2.2 Brief description of RVM

To overcome the difficulties encountered in SVM, such as the uncertainty of the penalty coefficient and the rigorousness of the Mercer principle of kernel function, an uncertainty analysis and sparse probabilistic model-based RVM prediction approach is proposed in [29] under a Bayesian framework. For a given training sample set \(\varvec{X}_{\varvec{i}}^{\varvec{'}} = \left[ {x_{1}^{'} ,x_{2}^{'} , \cdots ,x_{n}^{'} } \right]\), where n is the number of the sampling points, the output vector is written as below:

$$\varvec{Y}^{'} = f\left( {\varvec{X}^{'} ,\varvec{\omega}} \right) +\varvec{\varepsilon}$$
(3)

---

■ **TO-DO LIST**:
• A. Answer these questions about the RVM passage, one answer per line, labeled to match:
(i) Which two difficulties of SVM does the passage name?
(ii) Under what framework is the RVM prediction approach proposed?
(iii) What does n stand for in the training sample set?
• B. Pick up the RVM passage after equation (3) and continue its description of the model.

---

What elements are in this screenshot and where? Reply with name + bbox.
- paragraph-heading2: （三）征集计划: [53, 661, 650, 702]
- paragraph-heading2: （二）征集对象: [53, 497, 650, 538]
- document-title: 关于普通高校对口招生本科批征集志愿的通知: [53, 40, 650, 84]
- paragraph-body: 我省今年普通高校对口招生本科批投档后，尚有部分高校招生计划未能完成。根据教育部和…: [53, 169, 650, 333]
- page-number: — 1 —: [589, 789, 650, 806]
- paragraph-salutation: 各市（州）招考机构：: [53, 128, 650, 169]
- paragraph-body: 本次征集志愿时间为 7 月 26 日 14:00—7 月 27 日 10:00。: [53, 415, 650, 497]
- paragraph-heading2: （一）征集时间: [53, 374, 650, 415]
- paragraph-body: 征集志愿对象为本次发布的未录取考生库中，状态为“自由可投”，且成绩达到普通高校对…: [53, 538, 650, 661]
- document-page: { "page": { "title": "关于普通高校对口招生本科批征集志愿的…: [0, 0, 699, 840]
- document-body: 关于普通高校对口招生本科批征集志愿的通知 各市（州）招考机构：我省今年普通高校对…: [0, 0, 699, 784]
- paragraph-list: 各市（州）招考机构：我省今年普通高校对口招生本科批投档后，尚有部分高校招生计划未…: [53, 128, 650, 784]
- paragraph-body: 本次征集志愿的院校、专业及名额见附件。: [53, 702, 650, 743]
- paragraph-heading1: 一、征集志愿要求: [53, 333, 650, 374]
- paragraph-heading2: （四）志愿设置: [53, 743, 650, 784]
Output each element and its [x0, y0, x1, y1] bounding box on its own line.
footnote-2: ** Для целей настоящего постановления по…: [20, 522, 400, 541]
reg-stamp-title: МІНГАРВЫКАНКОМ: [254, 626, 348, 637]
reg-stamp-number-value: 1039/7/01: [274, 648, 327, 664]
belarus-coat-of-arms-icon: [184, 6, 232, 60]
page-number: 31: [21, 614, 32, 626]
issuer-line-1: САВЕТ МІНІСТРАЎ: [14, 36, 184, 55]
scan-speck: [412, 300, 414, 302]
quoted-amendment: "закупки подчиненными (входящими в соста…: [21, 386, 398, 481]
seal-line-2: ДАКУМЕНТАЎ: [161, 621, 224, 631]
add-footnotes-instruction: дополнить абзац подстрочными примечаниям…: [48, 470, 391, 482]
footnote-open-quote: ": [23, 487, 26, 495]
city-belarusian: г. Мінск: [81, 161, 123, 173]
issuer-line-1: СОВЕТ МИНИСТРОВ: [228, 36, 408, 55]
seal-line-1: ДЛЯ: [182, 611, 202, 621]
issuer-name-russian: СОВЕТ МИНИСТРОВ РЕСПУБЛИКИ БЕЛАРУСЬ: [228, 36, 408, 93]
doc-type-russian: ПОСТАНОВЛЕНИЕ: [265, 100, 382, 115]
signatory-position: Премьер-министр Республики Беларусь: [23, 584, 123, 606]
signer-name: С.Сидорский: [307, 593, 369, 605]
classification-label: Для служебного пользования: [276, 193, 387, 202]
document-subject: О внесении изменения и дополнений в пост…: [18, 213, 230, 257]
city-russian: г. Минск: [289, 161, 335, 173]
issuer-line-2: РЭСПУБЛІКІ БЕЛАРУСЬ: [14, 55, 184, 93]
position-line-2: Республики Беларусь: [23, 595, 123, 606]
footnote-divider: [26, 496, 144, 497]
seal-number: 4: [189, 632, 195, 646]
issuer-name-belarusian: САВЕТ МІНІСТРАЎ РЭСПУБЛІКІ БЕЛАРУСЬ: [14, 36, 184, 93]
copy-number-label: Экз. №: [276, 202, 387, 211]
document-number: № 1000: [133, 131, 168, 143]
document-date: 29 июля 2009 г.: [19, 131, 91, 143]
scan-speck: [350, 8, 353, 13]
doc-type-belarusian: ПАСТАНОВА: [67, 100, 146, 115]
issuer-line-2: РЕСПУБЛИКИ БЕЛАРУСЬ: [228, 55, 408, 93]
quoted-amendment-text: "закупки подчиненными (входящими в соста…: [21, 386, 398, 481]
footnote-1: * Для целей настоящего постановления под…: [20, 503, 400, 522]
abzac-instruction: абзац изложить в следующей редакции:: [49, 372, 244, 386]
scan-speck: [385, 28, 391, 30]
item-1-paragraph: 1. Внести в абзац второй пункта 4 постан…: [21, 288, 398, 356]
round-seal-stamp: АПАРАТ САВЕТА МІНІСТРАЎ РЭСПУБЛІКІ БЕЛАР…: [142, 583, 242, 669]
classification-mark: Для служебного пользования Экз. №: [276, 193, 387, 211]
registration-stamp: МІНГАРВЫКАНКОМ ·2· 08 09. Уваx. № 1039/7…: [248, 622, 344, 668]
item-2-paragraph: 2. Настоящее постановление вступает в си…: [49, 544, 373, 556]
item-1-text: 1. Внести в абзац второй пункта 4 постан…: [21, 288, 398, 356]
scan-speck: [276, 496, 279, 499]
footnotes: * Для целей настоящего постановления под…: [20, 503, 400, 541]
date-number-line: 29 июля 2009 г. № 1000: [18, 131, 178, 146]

---

■ **RESPONSES TO THE TASKS**:
• A.
(i) The uncertainty of the penalty coefficient and the rigorousness of the Mercer principle of kernel function.
(ii) A Bayesian framework.
(iii) The number of the sampling points.

• B.
where \(\varvec{X}^{'}\) is the input vector; \(\varvec{Y}^{'}\) is the output or target vector; \(\varvec{\omega}\) is the weighted vector, \(\varvec{\omega}= \left[ {\omega_{0} ,\omega_{1} , \cdots ,\omega_{n} } \right]\); \(\varvec{\varepsilon}\) is the random noise obeying the normal distribution with zero mean and \(\sigma^{2}\) variance; f is the map from \(\varvec{X}^{'}\) to \(\varvec{Y}^{'}\). The relation among the training set satisfies the independent distribution. Then, the prediction function of RVM can be written as:

$$f\left( {\varvec{X}^{'} ,\varvec{\omega}} \right) = \sum\limits_{i = 1}^{N} {\omega_{i} K\left( {\varvec{X}^{\varvec{'}} ,\varvec{x}_{i}^{'} } \right)} + \omega_{0}$$
(4)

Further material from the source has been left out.